** BEGIN TEXT SECTION **

I bought the Imprint H100 processor today. After I install the H100 I will be heading to the ALPINE party tomorrow. Hopefully I can get some tuning done while I'm there.


----------



## rjcastr (May 17, 2007)

Im looking at the monitor, i have the same one im trying to install it just like yours but im having a difficult time figuering out how your rear speaker on the monitor sounds if its sealed completely. 

How did you get the BT to come from your system speakers?

I have the alpine h701 processor


----------



## cmusic (Nov 16, 2006)

I have the M740BT also. Do you have a problem with your wanting to shut off when the interior heats up? Mine shuts off when the ambient temperature in the interior of the car gets above 85 deg F. I hate to leave the car parked in the summer sun.


----------



## JP Fabrication (Feb 20, 2008)

I have no issues with heat on my 740BT and it's been over 100 degrees in my car.
As far as how it's wired, without a diagram showing how it's wired I'll give it a shot.

** END TEXT SECTION **

STATED GOAL 1
In the forum thread, above what interior temperature does cmusic's unit shut off?
STATED GOAL 2
Print everything in the forum thread from "I have the M740BT" down to "give it a shot.".

** BEGIN RECORD EXCERPTS **

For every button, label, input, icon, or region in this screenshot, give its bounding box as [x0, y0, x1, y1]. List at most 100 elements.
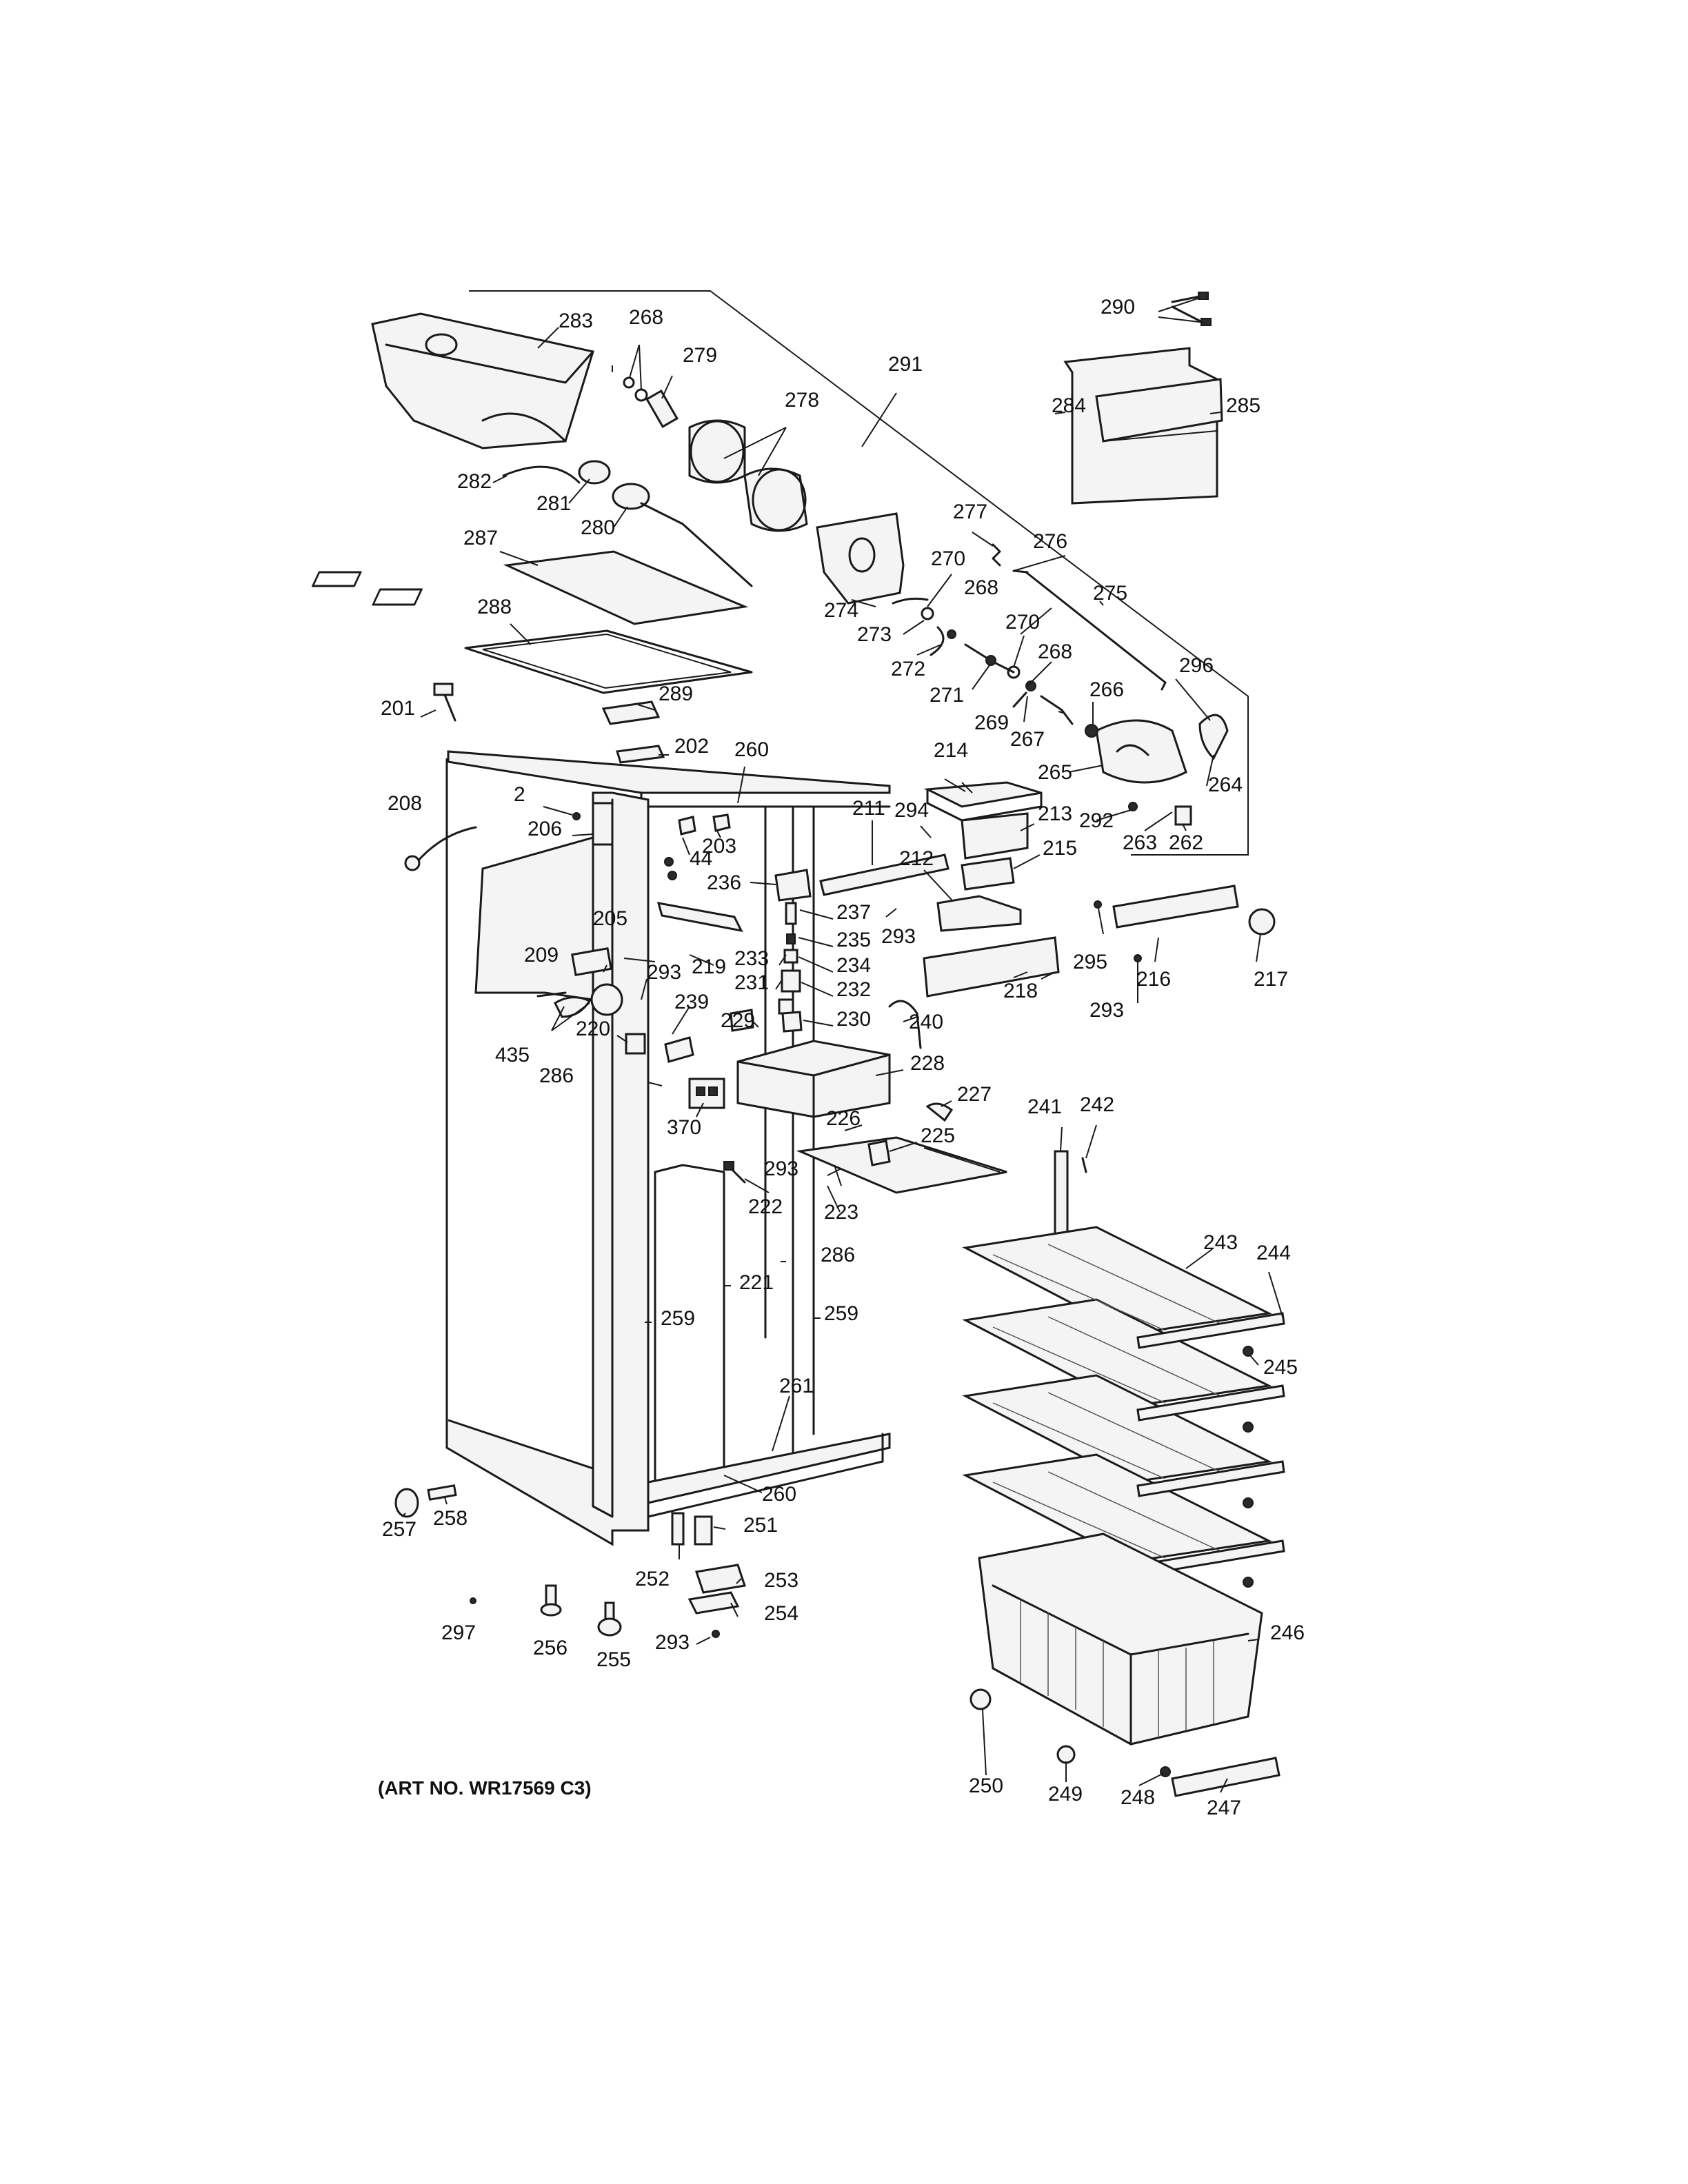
part-label-291: 291	[888, 353, 923, 376]
part-label-297: 297	[441, 1621, 476, 1644]
part-label-260-2: 260	[762, 1483, 796, 1506]
part-label-244: 244	[1256, 1242, 1291, 1264]
part-label-282: 282	[457, 470, 492, 493]
part-label-202: 202	[674, 735, 709, 758]
part-label-270-2: 270	[1005, 611, 1040, 634]
part-label-240: 240	[909, 1011, 943, 1033]
part-label-223: 223	[824, 1201, 858, 1224]
part-label-294: 294	[894, 799, 929, 822]
part-labels: 2442012022032052062082092112122132142152…	[381, 296, 1305, 1819]
part-label-215: 215	[1043, 837, 1077, 860]
part-label-284: 284	[1052, 394, 1086, 417]
part-label-203: 203	[702, 835, 736, 858]
part-label-260: 260	[734, 738, 769, 761]
part-label-237: 237	[836, 901, 871, 924]
part-label-246: 246	[1270, 1621, 1305, 1644]
part-label-252: 252	[635, 1568, 670, 1590]
part-label-247: 247	[1207, 1797, 1241, 1819]
part-label-264: 264	[1208, 774, 1243, 796]
shelf-stack	[962, 1150, 1285, 1797]
part-label-214: 214	[934, 739, 968, 762]
part-label-276: 276	[1033, 530, 1067, 553]
part-label-212: 212	[899, 847, 934, 870]
part-label-228: 228	[910, 1052, 945, 1075]
part-label-435: 435	[495, 1044, 530, 1066]
part-label-205: 205	[593, 907, 627, 930]
part-label-280: 280	[581, 516, 615, 539]
ice-maker-assembly	[311, 290, 1249, 856]
part-label-256: 256	[533, 1637, 567, 1659]
part-label-293-4: 293	[1089, 999, 1124, 1022]
part-label-233: 233	[734, 947, 769, 970]
part-label-278: 278	[785, 389, 819, 412]
part-label-229: 229	[721, 1009, 755, 1032]
part-label-249: 249	[1048, 1783, 1083, 1806]
part-label-245: 245	[1263, 1356, 1298, 1379]
part-label-267: 267	[1010, 728, 1045, 751]
part-label-2: 2	[514, 783, 525, 806]
part-label-261: 261	[779, 1375, 814, 1397]
part-label-241: 241	[1027, 1095, 1062, 1118]
part-label-277: 277	[953, 501, 987, 523]
part-label-242: 242	[1080, 1093, 1114, 1116]
part-label-44: 44	[690, 847, 712, 870]
part-label-274: 274	[824, 599, 858, 622]
part-label-268-3: 268	[1038, 640, 1072, 663]
part-label-283: 283	[559, 310, 593, 332]
dispenser-bracket	[1063, 292, 1223, 505]
part-label-257: 257	[382, 1518, 416, 1541]
part-label-285: 285	[1226, 394, 1260, 417]
part-label-286: 286	[539, 1064, 574, 1087]
part-label-272: 272	[891, 658, 925, 680]
part-label-273: 273	[857, 623, 892, 646]
part-label-296: 296	[1179, 654, 1214, 677]
part-label-227: 227	[957, 1083, 992, 1106]
part-label-275: 275	[1093, 582, 1127, 605]
part-label-288: 288	[477, 596, 512, 618]
part-label-293-3: 293	[764, 1157, 798, 1180]
part-label-232: 232	[836, 978, 871, 1001]
part-label-269: 269	[974, 711, 1009, 734]
part-label-243: 243	[1203, 1231, 1238, 1254]
part-label-295: 295	[1073, 951, 1107, 973]
part-label-266: 266	[1089, 678, 1124, 701]
part-label-254: 254	[764, 1602, 798, 1625]
part-label-225: 225	[921, 1124, 955, 1147]
part-label-234: 234	[836, 954, 871, 977]
part-label-268-2: 268	[964, 576, 998, 599]
part-label-262: 262	[1169, 831, 1203, 854]
bottom-hardware	[394, 1484, 746, 1638]
part-label-231: 231	[734, 971, 769, 994]
part-label-235: 235	[836, 929, 871, 951]
part-label-281: 281	[536, 492, 571, 515]
part-label-216: 216	[1136, 968, 1171, 991]
part-label-213: 213	[1038, 802, 1072, 825]
part-label-230: 230	[836, 1008, 871, 1031]
leader-lines	[401, 297, 1283, 1793]
part-label-220: 220	[576, 1018, 610, 1040]
part-label-251: 251	[743, 1514, 778, 1537]
freezer-cabinet	[404, 682, 891, 1546]
part-label-259-2: 259	[824, 1302, 858, 1325]
part-label-265: 265	[1038, 761, 1072, 784]
part-label-219: 219	[692, 956, 726, 978]
control-housing	[723, 781, 1276, 1194]
part-label-293: 293	[881, 925, 916, 948]
part-label-250: 250	[969, 1775, 1003, 1797]
part-label-221: 221	[739, 1271, 774, 1294]
part-label-271: 271	[930, 684, 964, 707]
part-label-293-5: 293	[655, 1631, 690, 1654]
part-label-259: 259	[661, 1307, 695, 1330]
part-label-222: 222	[748, 1195, 783, 1218]
part-label-292: 292	[1079, 809, 1114, 832]
part-label-268: 268	[629, 306, 663, 329]
part-label-253: 253	[764, 1569, 798, 1592]
part-label-370: 370	[667, 1116, 701, 1139]
part-label-239: 239	[674, 991, 709, 1013]
part-label-218: 218	[1003, 980, 1038, 1002]
part-label-217: 217	[1254, 968, 1288, 991]
part-label-279: 279	[683, 344, 717, 367]
part-label-248: 248	[1121, 1786, 1155, 1809]
part-label-206: 206	[528, 818, 562, 840]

** END RECORD EXCERPTS **

COMPLETE OUTPUT 1
Above 85 deg F.

COMPLETE OUTPUT 2
I have the M740BT also. Do you have a problem with your wanting to shut off when the interior heats up? Mine shuts off when the ambient temperature in the interior of the car gets above 85 deg F. I hate to leave the car parked in the summer sun.


----------



## JP Fabrication (Feb 20, 2008)

I have no issues with heat on my 740BT and it's been over 100 degrees in my car.
As far as how it's wired, without a diagram showing how it's wired I'll give it a shot.